_Data listing_.
%%
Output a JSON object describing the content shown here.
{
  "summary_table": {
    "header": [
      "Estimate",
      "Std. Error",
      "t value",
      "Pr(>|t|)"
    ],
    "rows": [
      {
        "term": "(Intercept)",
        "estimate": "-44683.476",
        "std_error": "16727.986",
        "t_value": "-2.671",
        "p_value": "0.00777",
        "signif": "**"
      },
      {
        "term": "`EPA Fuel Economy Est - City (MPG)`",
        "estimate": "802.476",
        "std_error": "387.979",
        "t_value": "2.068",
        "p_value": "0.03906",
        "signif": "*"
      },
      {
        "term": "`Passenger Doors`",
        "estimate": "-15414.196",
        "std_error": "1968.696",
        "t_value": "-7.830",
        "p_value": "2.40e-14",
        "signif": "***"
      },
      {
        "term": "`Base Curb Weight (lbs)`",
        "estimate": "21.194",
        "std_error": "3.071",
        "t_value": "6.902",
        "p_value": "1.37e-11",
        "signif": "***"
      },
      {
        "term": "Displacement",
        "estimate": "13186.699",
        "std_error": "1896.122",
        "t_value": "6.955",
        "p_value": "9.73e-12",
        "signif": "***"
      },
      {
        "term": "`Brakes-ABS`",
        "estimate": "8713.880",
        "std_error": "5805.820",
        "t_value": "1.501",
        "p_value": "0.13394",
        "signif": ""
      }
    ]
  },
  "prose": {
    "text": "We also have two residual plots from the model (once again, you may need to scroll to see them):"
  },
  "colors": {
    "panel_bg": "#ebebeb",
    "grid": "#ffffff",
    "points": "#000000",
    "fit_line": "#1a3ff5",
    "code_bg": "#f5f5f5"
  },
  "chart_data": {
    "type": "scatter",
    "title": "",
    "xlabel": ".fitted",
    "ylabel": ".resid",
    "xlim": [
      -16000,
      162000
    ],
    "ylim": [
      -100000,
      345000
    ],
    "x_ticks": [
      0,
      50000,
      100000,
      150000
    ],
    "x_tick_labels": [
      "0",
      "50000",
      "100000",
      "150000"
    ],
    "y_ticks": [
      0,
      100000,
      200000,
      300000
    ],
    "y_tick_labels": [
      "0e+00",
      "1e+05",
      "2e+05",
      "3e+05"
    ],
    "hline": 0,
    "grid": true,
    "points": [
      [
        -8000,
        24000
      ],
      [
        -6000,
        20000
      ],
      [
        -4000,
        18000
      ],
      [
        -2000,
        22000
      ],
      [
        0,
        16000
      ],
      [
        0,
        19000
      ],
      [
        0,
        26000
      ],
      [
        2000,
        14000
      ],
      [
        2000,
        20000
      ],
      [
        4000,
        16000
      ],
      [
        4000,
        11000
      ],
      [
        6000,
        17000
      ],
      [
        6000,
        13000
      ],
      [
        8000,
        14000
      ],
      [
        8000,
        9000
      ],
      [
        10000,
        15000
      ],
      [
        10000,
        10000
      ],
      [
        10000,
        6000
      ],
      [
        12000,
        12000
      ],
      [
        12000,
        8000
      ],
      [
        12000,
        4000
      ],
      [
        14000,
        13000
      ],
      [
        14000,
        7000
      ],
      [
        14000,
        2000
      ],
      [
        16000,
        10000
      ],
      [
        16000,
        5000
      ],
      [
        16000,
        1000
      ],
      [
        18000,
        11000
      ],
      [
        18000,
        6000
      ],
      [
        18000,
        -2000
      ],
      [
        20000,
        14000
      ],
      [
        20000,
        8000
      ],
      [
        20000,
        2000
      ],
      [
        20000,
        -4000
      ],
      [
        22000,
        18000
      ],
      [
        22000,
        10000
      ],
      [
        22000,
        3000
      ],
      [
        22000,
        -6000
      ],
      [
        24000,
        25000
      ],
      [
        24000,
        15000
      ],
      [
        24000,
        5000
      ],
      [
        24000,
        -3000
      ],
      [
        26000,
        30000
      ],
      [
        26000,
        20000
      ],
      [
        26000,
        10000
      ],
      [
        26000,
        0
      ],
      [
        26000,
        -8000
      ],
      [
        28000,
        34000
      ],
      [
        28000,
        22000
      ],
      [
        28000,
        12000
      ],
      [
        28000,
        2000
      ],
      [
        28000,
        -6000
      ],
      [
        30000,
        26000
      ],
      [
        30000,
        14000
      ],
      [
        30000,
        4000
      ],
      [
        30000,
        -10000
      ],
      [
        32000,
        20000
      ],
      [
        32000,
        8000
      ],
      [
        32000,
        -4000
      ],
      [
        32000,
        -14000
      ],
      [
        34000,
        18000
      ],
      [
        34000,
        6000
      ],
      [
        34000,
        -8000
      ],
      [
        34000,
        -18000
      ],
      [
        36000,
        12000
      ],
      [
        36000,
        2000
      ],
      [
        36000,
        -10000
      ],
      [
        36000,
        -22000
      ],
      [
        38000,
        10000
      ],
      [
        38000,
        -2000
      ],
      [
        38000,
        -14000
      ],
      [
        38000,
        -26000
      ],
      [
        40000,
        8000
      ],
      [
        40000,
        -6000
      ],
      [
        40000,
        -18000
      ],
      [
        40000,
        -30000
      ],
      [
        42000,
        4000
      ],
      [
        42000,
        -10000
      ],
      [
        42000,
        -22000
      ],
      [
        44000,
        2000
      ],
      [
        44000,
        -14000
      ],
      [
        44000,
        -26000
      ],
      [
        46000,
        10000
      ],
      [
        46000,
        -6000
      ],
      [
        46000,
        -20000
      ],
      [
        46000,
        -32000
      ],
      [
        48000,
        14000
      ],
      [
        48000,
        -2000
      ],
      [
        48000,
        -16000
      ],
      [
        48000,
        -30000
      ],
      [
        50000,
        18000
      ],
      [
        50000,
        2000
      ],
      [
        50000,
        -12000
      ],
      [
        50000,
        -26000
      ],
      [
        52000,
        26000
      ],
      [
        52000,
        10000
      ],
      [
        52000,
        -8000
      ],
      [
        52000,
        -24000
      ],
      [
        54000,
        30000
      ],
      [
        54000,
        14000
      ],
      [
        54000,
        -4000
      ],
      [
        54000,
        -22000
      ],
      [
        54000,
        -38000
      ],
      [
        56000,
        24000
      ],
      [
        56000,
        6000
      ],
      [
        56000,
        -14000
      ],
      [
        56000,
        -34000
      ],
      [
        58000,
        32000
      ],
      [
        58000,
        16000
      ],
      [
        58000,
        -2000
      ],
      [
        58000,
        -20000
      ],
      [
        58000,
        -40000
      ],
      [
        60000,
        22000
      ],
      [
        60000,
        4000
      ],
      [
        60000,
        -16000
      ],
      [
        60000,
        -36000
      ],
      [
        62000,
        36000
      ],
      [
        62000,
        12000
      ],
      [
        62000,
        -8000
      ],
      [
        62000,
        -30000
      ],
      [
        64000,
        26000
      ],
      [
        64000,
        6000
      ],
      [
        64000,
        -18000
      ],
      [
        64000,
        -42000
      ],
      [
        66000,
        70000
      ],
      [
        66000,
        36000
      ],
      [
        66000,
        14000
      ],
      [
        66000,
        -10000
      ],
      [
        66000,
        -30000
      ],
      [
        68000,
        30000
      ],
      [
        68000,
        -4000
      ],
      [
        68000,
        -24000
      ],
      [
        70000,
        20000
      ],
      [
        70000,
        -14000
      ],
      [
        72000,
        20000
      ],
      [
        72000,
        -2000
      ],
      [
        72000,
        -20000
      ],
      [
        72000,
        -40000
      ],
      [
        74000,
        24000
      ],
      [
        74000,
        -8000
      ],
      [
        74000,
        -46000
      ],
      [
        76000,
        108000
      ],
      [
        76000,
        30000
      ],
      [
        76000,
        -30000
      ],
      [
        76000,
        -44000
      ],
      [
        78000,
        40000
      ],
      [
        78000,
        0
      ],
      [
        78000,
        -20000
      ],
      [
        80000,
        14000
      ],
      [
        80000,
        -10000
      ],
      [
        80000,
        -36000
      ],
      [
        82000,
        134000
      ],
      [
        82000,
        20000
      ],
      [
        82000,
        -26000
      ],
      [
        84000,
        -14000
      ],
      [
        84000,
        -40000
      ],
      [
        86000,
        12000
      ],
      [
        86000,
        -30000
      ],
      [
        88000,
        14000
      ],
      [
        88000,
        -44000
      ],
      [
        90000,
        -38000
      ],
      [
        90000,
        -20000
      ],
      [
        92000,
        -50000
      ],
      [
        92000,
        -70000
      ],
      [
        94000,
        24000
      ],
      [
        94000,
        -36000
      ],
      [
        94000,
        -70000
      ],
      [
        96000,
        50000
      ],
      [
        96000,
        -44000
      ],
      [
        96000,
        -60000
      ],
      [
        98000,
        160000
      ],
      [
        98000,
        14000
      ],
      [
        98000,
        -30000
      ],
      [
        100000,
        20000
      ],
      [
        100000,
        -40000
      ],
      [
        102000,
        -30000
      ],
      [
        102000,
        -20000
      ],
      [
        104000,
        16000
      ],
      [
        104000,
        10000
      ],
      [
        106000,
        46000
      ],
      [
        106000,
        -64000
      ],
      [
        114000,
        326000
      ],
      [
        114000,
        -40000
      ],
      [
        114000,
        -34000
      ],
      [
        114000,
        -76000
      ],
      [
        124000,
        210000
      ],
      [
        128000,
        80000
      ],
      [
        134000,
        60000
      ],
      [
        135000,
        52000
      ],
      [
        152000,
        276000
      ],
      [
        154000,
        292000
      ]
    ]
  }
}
%%
_Short exercise_.
Report the number of lines holding the string "term", without any other words.

_Answer below_.
6